Start of Dataset extract

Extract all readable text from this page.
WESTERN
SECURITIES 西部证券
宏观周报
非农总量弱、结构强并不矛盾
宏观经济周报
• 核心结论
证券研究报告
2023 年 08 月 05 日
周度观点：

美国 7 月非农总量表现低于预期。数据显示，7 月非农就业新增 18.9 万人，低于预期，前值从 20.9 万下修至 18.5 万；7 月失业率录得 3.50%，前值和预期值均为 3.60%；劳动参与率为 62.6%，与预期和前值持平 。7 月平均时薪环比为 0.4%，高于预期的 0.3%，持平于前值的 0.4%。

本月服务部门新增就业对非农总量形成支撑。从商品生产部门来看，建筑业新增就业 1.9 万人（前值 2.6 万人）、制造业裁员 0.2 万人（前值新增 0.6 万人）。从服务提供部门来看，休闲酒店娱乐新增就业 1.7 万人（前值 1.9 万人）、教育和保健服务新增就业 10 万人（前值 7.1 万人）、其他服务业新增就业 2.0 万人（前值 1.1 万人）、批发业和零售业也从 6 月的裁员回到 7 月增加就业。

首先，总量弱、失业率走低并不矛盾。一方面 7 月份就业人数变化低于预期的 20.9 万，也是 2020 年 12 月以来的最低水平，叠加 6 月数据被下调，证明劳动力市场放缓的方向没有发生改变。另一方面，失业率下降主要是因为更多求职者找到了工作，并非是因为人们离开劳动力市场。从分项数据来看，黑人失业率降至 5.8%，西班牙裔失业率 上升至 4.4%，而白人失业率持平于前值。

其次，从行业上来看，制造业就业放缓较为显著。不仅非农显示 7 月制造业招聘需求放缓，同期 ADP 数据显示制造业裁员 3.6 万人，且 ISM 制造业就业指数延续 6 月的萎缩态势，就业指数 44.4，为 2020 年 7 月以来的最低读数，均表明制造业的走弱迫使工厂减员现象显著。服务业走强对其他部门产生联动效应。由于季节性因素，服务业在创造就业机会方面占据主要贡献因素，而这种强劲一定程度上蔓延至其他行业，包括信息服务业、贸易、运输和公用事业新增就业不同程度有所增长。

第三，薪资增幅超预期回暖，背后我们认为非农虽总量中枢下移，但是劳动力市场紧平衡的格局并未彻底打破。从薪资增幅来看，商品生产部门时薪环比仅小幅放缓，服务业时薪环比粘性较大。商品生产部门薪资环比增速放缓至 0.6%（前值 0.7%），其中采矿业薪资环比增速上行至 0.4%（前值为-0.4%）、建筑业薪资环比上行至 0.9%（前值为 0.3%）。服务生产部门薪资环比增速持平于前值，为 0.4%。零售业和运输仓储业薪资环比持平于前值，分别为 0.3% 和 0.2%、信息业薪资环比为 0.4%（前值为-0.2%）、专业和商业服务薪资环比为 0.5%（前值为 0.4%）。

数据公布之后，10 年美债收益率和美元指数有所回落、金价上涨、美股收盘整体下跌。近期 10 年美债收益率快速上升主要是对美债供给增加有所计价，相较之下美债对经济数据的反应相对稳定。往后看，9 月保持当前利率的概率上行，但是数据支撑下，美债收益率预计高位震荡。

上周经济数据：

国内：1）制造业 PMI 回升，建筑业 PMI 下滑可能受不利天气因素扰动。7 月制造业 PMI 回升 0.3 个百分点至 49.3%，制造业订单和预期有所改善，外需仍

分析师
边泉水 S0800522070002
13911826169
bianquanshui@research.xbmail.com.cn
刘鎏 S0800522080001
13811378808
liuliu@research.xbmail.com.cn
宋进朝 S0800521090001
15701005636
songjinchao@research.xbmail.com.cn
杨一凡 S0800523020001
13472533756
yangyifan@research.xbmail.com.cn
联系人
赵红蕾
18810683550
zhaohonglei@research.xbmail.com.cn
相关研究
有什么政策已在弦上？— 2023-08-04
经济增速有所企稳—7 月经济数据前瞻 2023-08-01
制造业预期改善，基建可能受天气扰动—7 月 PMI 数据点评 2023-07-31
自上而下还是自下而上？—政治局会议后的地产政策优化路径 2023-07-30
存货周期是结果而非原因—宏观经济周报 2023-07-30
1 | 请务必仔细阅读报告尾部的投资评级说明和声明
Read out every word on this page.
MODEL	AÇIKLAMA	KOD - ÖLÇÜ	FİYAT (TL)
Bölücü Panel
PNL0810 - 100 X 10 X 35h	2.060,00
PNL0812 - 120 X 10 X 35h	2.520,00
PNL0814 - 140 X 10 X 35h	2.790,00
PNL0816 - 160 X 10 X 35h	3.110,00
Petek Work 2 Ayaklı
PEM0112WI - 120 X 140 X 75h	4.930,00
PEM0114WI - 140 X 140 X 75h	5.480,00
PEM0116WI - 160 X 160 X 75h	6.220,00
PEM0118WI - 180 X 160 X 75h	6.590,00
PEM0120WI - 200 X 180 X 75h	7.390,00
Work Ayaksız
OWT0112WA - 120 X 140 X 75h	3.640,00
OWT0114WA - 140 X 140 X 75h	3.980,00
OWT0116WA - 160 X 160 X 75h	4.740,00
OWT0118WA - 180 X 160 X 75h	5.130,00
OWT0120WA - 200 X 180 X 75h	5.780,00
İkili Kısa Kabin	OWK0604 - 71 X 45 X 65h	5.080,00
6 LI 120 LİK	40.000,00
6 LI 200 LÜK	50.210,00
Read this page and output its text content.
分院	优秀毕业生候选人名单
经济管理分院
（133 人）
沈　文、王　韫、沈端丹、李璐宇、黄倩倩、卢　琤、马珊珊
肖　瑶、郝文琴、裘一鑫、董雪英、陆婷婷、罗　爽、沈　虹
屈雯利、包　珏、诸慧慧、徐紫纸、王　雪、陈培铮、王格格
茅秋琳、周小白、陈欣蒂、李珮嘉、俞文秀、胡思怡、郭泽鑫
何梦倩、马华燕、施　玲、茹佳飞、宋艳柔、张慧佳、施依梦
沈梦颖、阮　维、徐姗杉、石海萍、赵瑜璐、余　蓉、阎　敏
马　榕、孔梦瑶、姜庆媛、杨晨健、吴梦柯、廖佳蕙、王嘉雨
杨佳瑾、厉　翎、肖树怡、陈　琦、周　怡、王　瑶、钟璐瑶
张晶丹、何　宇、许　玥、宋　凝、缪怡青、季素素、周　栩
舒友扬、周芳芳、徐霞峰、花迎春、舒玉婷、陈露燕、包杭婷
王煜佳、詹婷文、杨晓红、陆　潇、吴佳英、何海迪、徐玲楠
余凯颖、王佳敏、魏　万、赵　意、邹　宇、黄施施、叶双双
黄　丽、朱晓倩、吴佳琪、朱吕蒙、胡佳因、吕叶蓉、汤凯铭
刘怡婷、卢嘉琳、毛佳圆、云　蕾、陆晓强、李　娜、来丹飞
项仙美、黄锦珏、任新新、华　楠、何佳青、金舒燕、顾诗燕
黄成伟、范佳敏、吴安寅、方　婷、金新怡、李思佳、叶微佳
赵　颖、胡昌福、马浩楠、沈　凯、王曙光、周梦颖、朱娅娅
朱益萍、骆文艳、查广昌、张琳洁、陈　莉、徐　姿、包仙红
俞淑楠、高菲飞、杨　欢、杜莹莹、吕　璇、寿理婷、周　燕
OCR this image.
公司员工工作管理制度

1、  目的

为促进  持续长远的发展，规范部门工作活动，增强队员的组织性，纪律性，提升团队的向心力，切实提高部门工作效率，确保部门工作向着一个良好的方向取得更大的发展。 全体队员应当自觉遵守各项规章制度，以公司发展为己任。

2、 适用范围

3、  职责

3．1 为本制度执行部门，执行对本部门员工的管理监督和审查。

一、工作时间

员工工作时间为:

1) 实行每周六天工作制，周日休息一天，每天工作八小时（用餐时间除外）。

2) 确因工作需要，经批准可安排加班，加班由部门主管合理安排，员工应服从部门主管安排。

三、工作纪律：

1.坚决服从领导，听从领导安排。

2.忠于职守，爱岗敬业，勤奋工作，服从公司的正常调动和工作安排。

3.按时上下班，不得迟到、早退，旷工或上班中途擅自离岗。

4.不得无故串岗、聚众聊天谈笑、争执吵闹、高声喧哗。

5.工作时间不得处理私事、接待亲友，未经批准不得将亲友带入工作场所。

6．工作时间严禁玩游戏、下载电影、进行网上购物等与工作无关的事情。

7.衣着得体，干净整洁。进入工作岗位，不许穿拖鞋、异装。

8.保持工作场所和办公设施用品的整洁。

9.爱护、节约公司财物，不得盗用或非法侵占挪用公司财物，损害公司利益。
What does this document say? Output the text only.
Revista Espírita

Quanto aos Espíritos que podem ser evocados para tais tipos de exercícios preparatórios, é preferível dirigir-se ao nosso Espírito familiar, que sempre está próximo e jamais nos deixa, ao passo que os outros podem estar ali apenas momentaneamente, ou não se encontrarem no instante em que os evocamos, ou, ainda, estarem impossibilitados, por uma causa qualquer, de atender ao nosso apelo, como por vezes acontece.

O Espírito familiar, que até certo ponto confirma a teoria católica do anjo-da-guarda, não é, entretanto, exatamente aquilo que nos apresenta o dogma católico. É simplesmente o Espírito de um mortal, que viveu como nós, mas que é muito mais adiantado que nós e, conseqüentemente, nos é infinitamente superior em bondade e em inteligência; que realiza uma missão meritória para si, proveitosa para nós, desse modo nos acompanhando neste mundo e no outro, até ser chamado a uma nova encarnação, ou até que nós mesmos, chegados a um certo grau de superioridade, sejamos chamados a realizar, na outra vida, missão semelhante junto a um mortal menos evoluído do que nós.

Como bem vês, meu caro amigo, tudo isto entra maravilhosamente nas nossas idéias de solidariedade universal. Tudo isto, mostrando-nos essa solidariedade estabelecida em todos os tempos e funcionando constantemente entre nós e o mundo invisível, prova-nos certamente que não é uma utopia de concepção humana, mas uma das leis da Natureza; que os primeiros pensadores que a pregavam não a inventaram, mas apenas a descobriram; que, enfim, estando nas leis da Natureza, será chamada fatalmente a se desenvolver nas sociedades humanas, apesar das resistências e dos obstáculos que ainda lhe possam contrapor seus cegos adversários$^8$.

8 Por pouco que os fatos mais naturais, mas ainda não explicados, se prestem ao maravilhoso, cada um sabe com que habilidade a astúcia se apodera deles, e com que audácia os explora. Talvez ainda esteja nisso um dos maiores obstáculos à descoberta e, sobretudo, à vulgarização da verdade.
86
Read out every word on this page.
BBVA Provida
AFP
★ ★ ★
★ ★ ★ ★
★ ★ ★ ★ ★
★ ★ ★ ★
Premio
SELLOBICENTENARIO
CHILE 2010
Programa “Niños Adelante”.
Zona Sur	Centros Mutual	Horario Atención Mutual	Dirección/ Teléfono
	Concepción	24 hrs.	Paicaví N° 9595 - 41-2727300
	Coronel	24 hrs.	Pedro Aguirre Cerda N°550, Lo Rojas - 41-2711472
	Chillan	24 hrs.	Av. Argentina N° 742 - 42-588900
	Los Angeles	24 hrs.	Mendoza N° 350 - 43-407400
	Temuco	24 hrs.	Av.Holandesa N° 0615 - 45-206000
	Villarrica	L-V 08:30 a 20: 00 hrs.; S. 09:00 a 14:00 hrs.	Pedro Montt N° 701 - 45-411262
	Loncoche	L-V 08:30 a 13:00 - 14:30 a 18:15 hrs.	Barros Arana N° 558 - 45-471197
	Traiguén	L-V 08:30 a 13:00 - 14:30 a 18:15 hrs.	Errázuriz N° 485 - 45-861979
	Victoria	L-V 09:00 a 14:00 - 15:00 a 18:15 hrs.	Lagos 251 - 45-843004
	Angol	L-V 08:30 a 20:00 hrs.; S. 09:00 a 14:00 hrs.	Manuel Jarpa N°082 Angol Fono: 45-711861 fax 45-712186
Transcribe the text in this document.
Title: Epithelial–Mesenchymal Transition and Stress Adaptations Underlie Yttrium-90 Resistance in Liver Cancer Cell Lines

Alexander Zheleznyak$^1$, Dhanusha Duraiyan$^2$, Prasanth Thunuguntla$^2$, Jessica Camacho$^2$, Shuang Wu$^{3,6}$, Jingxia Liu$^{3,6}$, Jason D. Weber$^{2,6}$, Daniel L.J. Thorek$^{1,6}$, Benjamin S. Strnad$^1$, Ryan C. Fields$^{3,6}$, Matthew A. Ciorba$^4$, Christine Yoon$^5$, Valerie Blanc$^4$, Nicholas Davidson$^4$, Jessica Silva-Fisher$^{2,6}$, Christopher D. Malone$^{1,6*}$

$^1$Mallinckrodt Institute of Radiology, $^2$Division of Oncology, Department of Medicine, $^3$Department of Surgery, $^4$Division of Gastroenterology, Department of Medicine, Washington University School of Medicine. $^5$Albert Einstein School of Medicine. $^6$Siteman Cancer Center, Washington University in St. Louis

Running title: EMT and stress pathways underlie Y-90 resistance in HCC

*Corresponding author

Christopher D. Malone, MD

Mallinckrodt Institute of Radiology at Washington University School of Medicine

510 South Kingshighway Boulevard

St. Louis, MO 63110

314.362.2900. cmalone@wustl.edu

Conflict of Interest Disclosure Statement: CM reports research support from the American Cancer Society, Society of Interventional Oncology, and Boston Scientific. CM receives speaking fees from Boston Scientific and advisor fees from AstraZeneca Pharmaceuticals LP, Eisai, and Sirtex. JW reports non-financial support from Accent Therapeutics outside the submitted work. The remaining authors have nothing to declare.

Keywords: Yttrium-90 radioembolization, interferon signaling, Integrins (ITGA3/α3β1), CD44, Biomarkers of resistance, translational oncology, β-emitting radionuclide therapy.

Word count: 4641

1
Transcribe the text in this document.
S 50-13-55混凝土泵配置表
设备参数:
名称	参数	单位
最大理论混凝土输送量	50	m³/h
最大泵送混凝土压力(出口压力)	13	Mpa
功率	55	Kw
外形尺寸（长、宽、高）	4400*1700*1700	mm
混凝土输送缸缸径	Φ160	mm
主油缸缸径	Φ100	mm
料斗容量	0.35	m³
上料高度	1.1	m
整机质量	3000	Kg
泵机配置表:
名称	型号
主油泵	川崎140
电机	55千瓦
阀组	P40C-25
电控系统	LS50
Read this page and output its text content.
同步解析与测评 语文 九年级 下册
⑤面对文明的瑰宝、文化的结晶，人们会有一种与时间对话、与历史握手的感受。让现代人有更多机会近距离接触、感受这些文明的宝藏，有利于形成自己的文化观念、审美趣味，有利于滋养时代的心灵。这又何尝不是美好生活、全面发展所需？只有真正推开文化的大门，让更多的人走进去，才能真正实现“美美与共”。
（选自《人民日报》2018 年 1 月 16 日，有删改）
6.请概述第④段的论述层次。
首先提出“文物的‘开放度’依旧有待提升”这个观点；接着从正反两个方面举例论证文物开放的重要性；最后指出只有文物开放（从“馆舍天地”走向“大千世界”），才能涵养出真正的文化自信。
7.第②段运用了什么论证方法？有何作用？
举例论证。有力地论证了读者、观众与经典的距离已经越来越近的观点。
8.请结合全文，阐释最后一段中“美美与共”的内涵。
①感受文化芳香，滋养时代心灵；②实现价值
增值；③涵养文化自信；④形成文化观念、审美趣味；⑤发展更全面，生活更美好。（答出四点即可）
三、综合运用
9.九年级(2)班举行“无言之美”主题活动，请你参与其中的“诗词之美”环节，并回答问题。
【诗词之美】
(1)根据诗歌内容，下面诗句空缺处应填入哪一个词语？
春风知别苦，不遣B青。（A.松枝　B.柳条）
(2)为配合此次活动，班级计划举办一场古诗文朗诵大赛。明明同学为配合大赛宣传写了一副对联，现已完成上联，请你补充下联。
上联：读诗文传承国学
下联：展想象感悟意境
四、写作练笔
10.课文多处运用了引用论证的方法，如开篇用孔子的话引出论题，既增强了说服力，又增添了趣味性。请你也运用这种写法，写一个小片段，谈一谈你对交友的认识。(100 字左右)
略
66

End of Dataset extract

[Instructions for the task] Look through the entries above; copy each line where the string "审美趣味" appears.

[Task solution]
⑤面对文明的瑰宝、文化的结晶，人们会有一种与时间对话、与历史握手的感受。让现代人有更多机会近距离接触、感受这些文明的宝藏，有利于形成自己的文化观念、审美趣味，有利于滋养时代的心灵。这又何尝不是美好生活、全面发展所需？只有真正推开文化的大门，让更多的人走进去，才能真正实现“美美与共”。
增值；③涵养文化自信；④形成文化观念、审美趣味；⑤发展更全面，生活更美好。（答出四点即可）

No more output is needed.